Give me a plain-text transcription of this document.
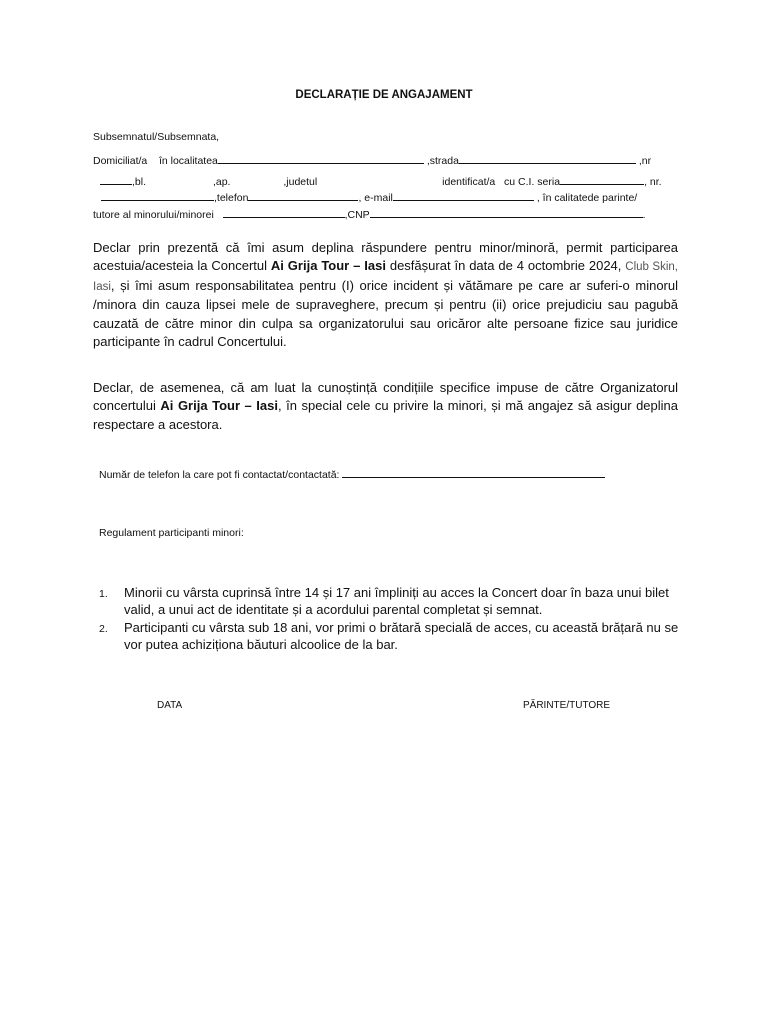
DECLARAȚIE DE ANGAJAMENT
Subsemnatul/Subsemnata,
Domiciliat/a în localitatea	,strada	,nr
,bl.	,ap.	,judetul	identificat/a cu C.I. seria	, nr.
,telefon	, e-mail	, în calitatede parinte/
tutore al minorului/minorei	,CNP	.
Declar prin prezentă că îmi asum deplina răspundere pentru minor/minoră, permit participarea acestuia/acesteia la Concertul Ai Grija Tour – Iasi desfășurat în data de 4 octombrie 2024, Club Skin, Iasi, și îmi asum responsabilitatea pentru (I) orice incident și vătămare pe care ar suferi-o minorul /minora din cauza lipsei mele de supraveghere, precum și pentru (ii) orice prejudiciu sau pagubă cauzată de către minor din culpa sa organizatorului sau oricăror alte persoane fizice sau juridice participante în cadrul Concertului.
Declar, de asemenea, că am luat la cunoștință condițiile specifice impuse de către Organizatorul concertului Ai Grija Tour – Iasi, în special cele cu privire la minori, și mă angajez să asigur deplina respectare a acestora.
Număr de telefon la care pot fi contactat/contactată:
Regulament participanti minori:
1. Minorii cu vârsta cuprinsă între 14 și 17 ani împliniți au acces la Concert doar în baza unui bilet valid, a unui act de identitate și a acordului parental completat și semnat.
2. Participanti cu vârsta sub 18 ani, vor primi o brătară specială de acces, cu această brățară nu se vor putea achiziționa băuturi alcoolice de la bar.
DATA	PĂRINTE/TUTORE
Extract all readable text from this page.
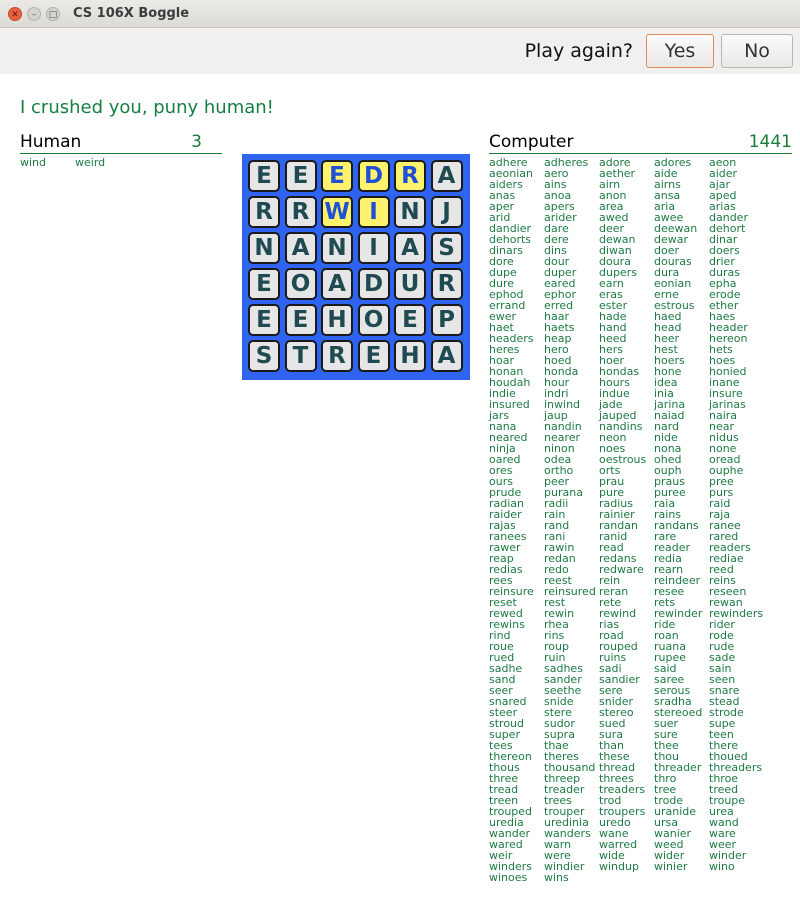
✕	–	□ CS 106X Boggle
Play again?	Yes	No
I crushed you, puny human!
Human	3
wind	weird
E E E D R A
R R W I N J
N A N I	A S
E O A D U R
E E H O E P
S T R E H A
Computer	1441
adhere adheres adore adores aeon
aeonian aero	aether aide	aider
aiders ains	airn	airns	ajar
anas	anoa	anon	ansa	aped
aper	apers area	aria	arias
arid	arider awed awee dander
dandier dare	deer	deewan dehort
dehorts dere	dewan dewar dinar
dinars dins	diwan doer	doers
dore	dour	doura douras drier
dupe duper dupers dura	duras
dure	eared earn	eonian epha
ephod ephor eras	erne	erode
errand erred ester estrous ether
ewer	haar	hade	haed	haes
haet	haets hand head	header
headers heap	heed	heer	hereon
heres hero	hers	hest	hets
hoar	hoed	hoer	hoers hoes
honan honda hondas hone	honied
houdah hour	hours idea	inane
indie	indri	indue inia	insure
insured inwind jade	jarina jarinas
jars	jaup	jauped naiad naira
nana	nandin nandins nard	near
neared nearer neon	nide	nidus
ninja	ninon noes	nona	none
oared odea	oestrous ohed	oread
ores	ortho orts	ouph ouphe
ours	peer	prau	praus pree
prude purana pure	puree purs
radian radii	radius raia	raid
raider rain	rainier rains	raja
rajas	rand	randan randans ranee
ranees rani	ranid rare	rared
rawer rawin read	reader readers
reap	redan redans redia rediae
redias redo	redware rearn reed
rees	reest rein	reindeer reins
reinsure reinsured reran resee reseen
reset rest	rete	rets	rewan
rewed rewin rewind rewinder rewinders
rewins rhea	rias	ride	rider
rind	rins	road	roan	rode
roue	roup	rouped ruana rude
rued	ruin	ruins	rupee sade
sadhe sadhes sadi	said	sain
sand	sander sandier saree seen
seer	seethe sere	serous snare
snared snide snider sradha stead
steer stere stereo stereoed strode
stroud sudor sued	suer	supe
super supra sura	sure	teen
tees	thae	than	thee	there
thereon theres these thou	thoued
thous thousand thread threader threaders
three threep threes thro	throe
tread treader treaders tree	treed
treen trees trod	trode troupe
trouped trouper troupers uranide urea
uredia uredinia uredo ursa	wand
wander wanders wane wanier ware
wared warn	warred weed weer
weir	were	wide	wider winder
winders windier windup winier wino
winoes wins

EXERCISE
Only the number is wanted: count the lines of the records that hold the word "vârsta".

TASK SOLUTION
2